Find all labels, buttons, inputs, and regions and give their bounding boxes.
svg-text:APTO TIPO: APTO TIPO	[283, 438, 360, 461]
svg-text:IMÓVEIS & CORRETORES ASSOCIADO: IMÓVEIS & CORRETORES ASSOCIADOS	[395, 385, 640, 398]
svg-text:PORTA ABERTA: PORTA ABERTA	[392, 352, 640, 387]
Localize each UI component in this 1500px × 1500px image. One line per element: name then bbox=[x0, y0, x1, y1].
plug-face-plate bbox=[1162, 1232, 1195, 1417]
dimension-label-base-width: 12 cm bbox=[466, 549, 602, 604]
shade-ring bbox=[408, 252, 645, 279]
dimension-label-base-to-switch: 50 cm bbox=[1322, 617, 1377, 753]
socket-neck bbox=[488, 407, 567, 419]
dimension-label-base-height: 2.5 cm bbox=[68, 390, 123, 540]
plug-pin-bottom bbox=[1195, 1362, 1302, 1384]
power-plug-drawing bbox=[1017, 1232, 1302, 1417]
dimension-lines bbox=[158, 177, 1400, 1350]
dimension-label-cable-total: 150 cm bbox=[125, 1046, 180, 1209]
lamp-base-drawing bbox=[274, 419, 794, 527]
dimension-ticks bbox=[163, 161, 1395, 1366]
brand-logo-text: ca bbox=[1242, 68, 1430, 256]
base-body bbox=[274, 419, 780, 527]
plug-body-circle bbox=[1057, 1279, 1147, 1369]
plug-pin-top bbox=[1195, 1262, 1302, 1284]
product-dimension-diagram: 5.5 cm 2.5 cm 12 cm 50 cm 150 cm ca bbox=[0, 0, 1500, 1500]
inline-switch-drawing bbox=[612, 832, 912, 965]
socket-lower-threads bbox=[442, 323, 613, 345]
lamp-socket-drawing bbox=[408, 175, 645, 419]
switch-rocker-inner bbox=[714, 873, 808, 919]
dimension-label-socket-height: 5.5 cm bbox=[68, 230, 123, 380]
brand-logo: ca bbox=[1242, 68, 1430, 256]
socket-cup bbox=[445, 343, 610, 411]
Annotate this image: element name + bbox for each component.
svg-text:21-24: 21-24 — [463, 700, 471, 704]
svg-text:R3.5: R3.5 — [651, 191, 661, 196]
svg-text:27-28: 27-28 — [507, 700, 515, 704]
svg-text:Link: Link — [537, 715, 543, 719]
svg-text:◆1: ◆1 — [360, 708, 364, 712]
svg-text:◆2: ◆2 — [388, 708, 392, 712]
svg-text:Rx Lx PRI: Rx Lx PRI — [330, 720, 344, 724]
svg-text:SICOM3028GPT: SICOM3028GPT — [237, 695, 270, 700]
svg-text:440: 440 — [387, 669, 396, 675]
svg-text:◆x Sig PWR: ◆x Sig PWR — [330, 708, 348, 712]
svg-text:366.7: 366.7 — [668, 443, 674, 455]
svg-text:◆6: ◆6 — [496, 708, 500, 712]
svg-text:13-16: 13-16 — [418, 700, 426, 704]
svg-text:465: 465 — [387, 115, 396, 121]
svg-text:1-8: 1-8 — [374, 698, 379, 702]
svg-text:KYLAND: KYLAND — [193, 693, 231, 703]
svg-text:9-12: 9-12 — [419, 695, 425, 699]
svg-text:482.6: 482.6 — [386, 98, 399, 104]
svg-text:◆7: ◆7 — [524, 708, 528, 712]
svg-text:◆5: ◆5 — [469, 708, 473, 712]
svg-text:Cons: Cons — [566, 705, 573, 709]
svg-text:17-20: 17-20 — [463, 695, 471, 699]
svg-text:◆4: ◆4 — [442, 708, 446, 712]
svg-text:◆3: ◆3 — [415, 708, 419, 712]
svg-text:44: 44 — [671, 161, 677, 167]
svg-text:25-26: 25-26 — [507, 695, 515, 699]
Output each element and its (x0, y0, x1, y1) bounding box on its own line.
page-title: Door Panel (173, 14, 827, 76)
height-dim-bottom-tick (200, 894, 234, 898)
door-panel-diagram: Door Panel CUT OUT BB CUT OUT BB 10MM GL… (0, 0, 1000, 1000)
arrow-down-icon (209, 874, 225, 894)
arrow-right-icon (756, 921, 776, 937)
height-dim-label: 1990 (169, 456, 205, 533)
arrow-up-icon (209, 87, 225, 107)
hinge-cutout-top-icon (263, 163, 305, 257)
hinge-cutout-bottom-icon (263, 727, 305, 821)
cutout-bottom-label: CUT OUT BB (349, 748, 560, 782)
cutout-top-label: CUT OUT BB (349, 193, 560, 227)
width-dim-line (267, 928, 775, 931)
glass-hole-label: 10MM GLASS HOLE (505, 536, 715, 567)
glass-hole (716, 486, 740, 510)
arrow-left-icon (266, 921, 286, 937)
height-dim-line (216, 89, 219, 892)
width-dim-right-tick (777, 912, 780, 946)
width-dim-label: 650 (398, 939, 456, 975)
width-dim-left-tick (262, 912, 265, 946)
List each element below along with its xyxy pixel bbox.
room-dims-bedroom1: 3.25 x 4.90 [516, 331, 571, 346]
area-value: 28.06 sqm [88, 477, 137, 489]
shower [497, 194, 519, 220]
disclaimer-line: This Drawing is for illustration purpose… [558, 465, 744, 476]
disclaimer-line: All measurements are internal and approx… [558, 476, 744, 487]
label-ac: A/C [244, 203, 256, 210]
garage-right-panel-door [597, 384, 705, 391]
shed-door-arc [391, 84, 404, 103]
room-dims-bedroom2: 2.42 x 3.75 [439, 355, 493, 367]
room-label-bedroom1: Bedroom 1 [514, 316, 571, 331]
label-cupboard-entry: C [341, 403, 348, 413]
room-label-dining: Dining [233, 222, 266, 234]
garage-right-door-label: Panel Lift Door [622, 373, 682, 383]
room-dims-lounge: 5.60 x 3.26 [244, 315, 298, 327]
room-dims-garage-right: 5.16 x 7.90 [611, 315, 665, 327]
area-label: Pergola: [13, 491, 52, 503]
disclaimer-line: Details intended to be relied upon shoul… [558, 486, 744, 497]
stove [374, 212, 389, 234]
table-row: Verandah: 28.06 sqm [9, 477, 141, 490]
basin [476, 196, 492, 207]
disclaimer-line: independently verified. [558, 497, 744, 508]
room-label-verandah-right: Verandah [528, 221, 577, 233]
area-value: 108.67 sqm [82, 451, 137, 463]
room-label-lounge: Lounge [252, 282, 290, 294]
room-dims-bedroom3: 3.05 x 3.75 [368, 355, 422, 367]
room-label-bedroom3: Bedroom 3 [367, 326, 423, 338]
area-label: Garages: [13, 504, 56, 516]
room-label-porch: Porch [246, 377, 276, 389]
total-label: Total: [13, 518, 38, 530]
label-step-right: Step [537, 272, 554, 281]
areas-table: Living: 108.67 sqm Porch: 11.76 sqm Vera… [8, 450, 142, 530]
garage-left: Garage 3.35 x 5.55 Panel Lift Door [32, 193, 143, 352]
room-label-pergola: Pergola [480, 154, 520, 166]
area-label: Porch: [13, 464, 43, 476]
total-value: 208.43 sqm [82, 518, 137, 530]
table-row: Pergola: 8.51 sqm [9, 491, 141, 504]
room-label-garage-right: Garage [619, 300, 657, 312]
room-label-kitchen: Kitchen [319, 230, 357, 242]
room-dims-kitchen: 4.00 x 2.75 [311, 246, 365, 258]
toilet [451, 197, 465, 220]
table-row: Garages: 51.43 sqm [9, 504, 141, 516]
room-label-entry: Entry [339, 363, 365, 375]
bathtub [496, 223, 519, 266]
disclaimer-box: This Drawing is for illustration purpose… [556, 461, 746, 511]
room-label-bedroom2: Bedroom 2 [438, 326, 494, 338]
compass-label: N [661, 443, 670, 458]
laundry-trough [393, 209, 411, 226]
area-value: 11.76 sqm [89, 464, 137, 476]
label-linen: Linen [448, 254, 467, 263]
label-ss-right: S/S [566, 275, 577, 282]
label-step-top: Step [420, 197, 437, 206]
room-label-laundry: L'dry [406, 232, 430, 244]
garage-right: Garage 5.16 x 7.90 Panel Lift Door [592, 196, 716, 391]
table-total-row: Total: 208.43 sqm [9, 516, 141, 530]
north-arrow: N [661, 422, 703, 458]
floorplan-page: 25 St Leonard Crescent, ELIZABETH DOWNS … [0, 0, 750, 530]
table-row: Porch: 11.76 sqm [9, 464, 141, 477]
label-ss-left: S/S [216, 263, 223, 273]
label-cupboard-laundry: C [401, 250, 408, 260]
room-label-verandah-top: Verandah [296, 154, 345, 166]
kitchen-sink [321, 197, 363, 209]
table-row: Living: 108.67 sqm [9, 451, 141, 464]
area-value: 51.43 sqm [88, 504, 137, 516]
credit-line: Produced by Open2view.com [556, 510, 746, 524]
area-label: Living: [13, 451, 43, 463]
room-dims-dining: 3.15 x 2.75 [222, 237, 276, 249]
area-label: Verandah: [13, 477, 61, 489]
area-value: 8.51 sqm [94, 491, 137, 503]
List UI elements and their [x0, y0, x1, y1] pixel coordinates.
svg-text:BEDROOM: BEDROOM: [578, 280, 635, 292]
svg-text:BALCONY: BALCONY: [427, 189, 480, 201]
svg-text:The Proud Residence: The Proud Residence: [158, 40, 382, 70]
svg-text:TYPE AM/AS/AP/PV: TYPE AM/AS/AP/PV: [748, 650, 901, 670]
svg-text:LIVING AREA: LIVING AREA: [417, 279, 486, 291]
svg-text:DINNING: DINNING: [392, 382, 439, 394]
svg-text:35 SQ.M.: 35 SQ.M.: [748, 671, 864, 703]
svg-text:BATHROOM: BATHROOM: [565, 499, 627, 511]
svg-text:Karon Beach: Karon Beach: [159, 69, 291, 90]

### Your goal
Quote the material word for word, from its very first line down to and including the line containing "shade-ring bbox=[408, 252, 645, 279]", and nothing past that line.

### Reply
Find all labels, buttons, inputs, and regions and give their bounding boxes.
svg-text:APTO TIPO: APTO TIPO	[283, 438, 360, 461]
svg-text:IMÓVEIS & CORRETORES ASSOCIADO: IMÓVEIS & CORRETORES ASSOCIADOS	[395, 385, 640, 398]
svg-text:PORTA ABERTA: PORTA ABERTA	[392, 352, 640, 387]
Localize each UI component in this 1500px × 1500px image. One line per element: name then bbox=[x0, y0, x1, y1].
plug-face-plate bbox=[1162, 1232, 1195, 1417]
dimension-label-base-width: 12 cm bbox=[466, 549, 602, 604]
shade-ring bbox=[408, 252, 645, 279]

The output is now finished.